EXERCISE DESCRIPTION
Reproduce the listing below line for line, leaving out any pictures.

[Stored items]
---------------

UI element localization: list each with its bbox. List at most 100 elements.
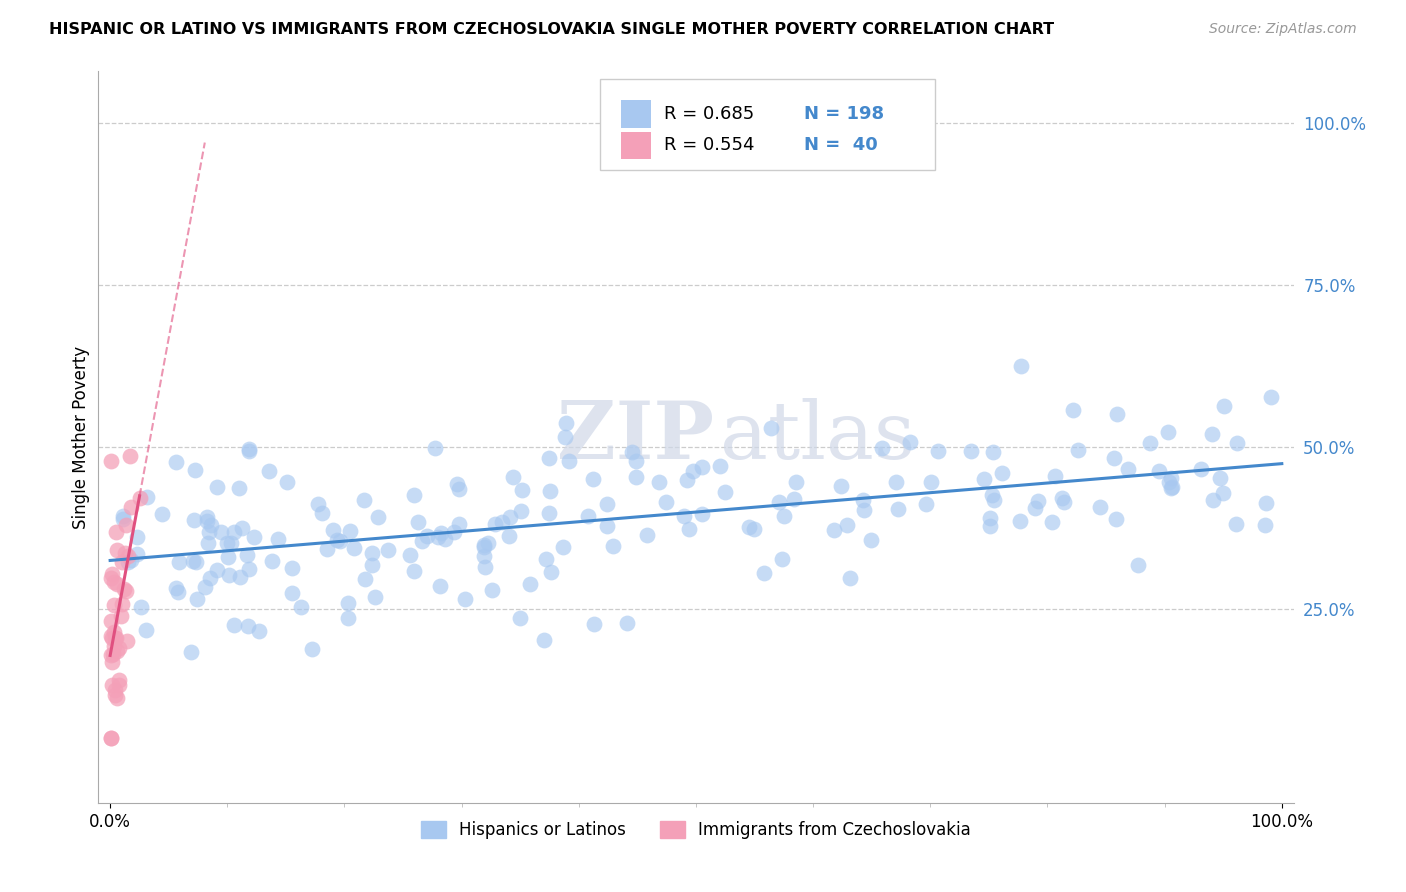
Point xyxy=(266,532,288,546)
Point xyxy=(616,615,638,630)
Point xyxy=(236,618,259,632)
Point xyxy=(1201,427,1223,442)
Point xyxy=(117,555,139,569)
Point xyxy=(260,554,283,568)
Point xyxy=(165,581,187,595)
Point xyxy=(276,475,298,490)
Point xyxy=(859,533,882,547)
Point xyxy=(127,529,149,543)
Point xyxy=(1256,496,1278,510)
Point xyxy=(540,566,562,580)
Point xyxy=(768,495,790,509)
Point xyxy=(238,562,260,576)
Point xyxy=(120,449,142,463)
Point xyxy=(209,524,232,539)
Point xyxy=(624,453,647,467)
Point xyxy=(1062,403,1084,417)
Point xyxy=(979,511,1001,525)
Point xyxy=(472,538,495,552)
Point xyxy=(101,566,124,581)
Point xyxy=(377,543,399,558)
Point xyxy=(759,421,782,435)
Point xyxy=(980,488,1002,502)
Point xyxy=(110,609,132,624)
Point xyxy=(105,691,128,706)
Point xyxy=(195,510,218,524)
Point xyxy=(538,450,561,465)
Point xyxy=(596,518,619,533)
Point xyxy=(104,683,127,698)
Point xyxy=(354,572,377,586)
Point xyxy=(195,514,218,528)
Point xyxy=(311,506,333,520)
Point xyxy=(100,648,122,662)
Point xyxy=(429,579,451,593)
Point xyxy=(852,492,875,507)
Point xyxy=(243,530,266,544)
Point xyxy=(1045,469,1067,483)
Point xyxy=(136,491,159,505)
Point xyxy=(121,552,143,566)
Point xyxy=(197,536,219,550)
Point xyxy=(1040,515,1063,529)
Point xyxy=(551,540,574,554)
Point xyxy=(887,501,910,516)
Point xyxy=(1213,399,1236,413)
Point xyxy=(100,629,122,643)
Point xyxy=(328,533,350,548)
Point xyxy=(1008,514,1031,528)
Text: R = 0.685: R = 0.685 xyxy=(664,105,754,123)
Point xyxy=(449,482,471,496)
Point xyxy=(197,525,219,540)
Point xyxy=(1225,517,1247,532)
Point xyxy=(555,416,578,430)
Point xyxy=(100,453,122,467)
Point xyxy=(222,525,245,540)
Point xyxy=(322,523,344,537)
Point xyxy=(367,510,389,524)
Bar xyxy=(620,101,651,128)
Point xyxy=(782,492,804,507)
Point xyxy=(236,548,259,562)
Point xyxy=(105,576,128,591)
Text: Source: ZipAtlas.com: Source: ZipAtlas.com xyxy=(1209,22,1357,37)
Point xyxy=(1010,359,1032,373)
Point xyxy=(534,552,557,566)
Point xyxy=(108,641,131,656)
Text: atlas: atlas xyxy=(720,398,915,476)
Point xyxy=(1105,407,1128,421)
Point xyxy=(281,560,304,574)
Point xyxy=(184,555,207,569)
Point xyxy=(1160,481,1182,495)
Point xyxy=(135,624,157,638)
Point xyxy=(433,532,456,546)
Point xyxy=(183,513,205,527)
Point xyxy=(353,492,375,507)
Point xyxy=(481,582,503,597)
Point xyxy=(101,678,124,692)
Point xyxy=(114,546,136,560)
Point xyxy=(499,510,522,524)
Point xyxy=(1067,443,1090,458)
Point xyxy=(533,633,555,648)
Point xyxy=(429,525,451,540)
Point xyxy=(1052,491,1074,506)
Point xyxy=(301,641,323,656)
Point xyxy=(1024,500,1046,515)
Point xyxy=(1102,450,1125,465)
Point xyxy=(537,506,560,520)
Point xyxy=(238,444,260,458)
Point xyxy=(257,464,280,478)
Point xyxy=(1088,500,1111,514)
Point xyxy=(449,516,471,531)
Point xyxy=(108,678,131,692)
Point xyxy=(399,548,422,562)
Point xyxy=(1105,512,1128,526)
Point xyxy=(115,583,138,598)
Point xyxy=(1053,495,1076,509)
Point xyxy=(554,430,576,444)
Y-axis label: Single Mother Poverty: Single Mother Poverty xyxy=(72,345,90,529)
Point xyxy=(100,614,122,628)
Point xyxy=(194,580,217,594)
Point xyxy=(105,632,128,646)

---------------

TASK RESULT
UI element localization: list each with its bbox. List at most 100 elements.
Point xyxy=(266,532,288,546)
Point xyxy=(616,615,638,630)
Point xyxy=(236,618,259,632)
Point xyxy=(1201,427,1223,442)
Point xyxy=(117,555,139,569)
Point xyxy=(260,554,283,568)
Point xyxy=(165,581,187,595)
Point xyxy=(276,475,298,490)
Point xyxy=(859,533,882,547)
Point xyxy=(127,529,149,543)
Point xyxy=(1256,496,1278,510)
Point xyxy=(540,566,562,580)
Point xyxy=(768,495,790,509)
Point xyxy=(238,562,260,576)
Point xyxy=(120,449,142,463)
Point xyxy=(209,524,232,539)
Point xyxy=(624,453,647,467)
Point xyxy=(1062,403,1084,417)
Point xyxy=(979,511,1001,525)
Point xyxy=(472,538,495,552)
Point xyxy=(101,566,124,581)
Point xyxy=(377,543,399,558)
Point xyxy=(759,421,782,435)
Point xyxy=(980,488,1002,502)
Point xyxy=(110,609,132,624)
Point xyxy=(105,691,128,706)
Point xyxy=(195,510,218,524)
Point xyxy=(538,450,561,465)
Point xyxy=(596,518,619,533)
Point xyxy=(104,683,127,698)
Point xyxy=(354,572,377,586)
Point xyxy=(195,514,218,528)
Point xyxy=(311,506,333,520)
Point xyxy=(100,648,122,662)
Point xyxy=(429,579,451,593)
Point xyxy=(852,492,875,507)
Point xyxy=(243,530,266,544)
Point xyxy=(1045,469,1067,483)
Point xyxy=(136,491,159,505)
Point xyxy=(121,552,143,566)
Point xyxy=(197,536,219,550)
Point xyxy=(1040,515,1063,529)
Point xyxy=(551,540,574,554)
Point xyxy=(887,501,910,516)
Point xyxy=(1213,399,1236,413)
Point xyxy=(100,629,122,643)
Point xyxy=(328,533,350,548)
Point xyxy=(1008,514,1031,528)
Text: R = 0.685: R = 0.685 xyxy=(664,105,754,123)
Point xyxy=(449,482,471,496)
Point xyxy=(197,525,219,540)
Point xyxy=(1225,517,1247,532)
Point xyxy=(555,416,578,430)
Point xyxy=(100,453,122,467)
Point xyxy=(222,525,245,540)
Point xyxy=(322,523,344,537)
Point xyxy=(367,510,389,524)
Bar xyxy=(620,101,651,128)
Point xyxy=(782,492,804,507)
Point xyxy=(236,548,259,562)
Point xyxy=(105,576,128,591)
Text: Source: ZipAtlas.com: Source: ZipAtlas.com xyxy=(1209,22,1357,37)
Point xyxy=(1010,359,1032,373)
Point xyxy=(534,552,557,566)
Point xyxy=(108,641,131,656)
Text: atlas: atlas xyxy=(720,398,915,476)
Point xyxy=(1105,407,1128,421)
Point xyxy=(281,560,304,574)
Point xyxy=(184,555,207,569)
Point xyxy=(1160,481,1182,495)
Point xyxy=(135,624,157,638)
Point xyxy=(433,532,456,546)
Point xyxy=(183,513,205,527)
Point xyxy=(353,492,375,507)
Point xyxy=(481,582,503,597)
Point xyxy=(101,678,124,692)
Point xyxy=(114,546,136,560)
Point xyxy=(499,510,522,524)
Point xyxy=(1067,443,1090,458)
Point xyxy=(533,633,555,648)
Point xyxy=(429,525,451,540)
Point xyxy=(1052,491,1074,506)
Point xyxy=(301,641,323,656)
Point xyxy=(1024,500,1046,515)
Point xyxy=(1102,450,1125,465)
Point xyxy=(537,506,560,520)
Point xyxy=(238,444,260,458)
Point xyxy=(257,464,280,478)
Point xyxy=(1088,500,1111,514)
Point xyxy=(449,516,471,531)
Point xyxy=(108,678,131,692)
Point xyxy=(399,548,422,562)
Point xyxy=(1105,512,1128,526)
Point xyxy=(115,583,138,598)
Point xyxy=(1053,495,1076,509)
Point xyxy=(554,430,576,444)
Y-axis label: Single Mother Poverty: Single Mother Poverty xyxy=(72,345,90,529)
Point xyxy=(100,614,122,628)
Point xyxy=(194,580,217,594)
Point xyxy=(105,632,128,646)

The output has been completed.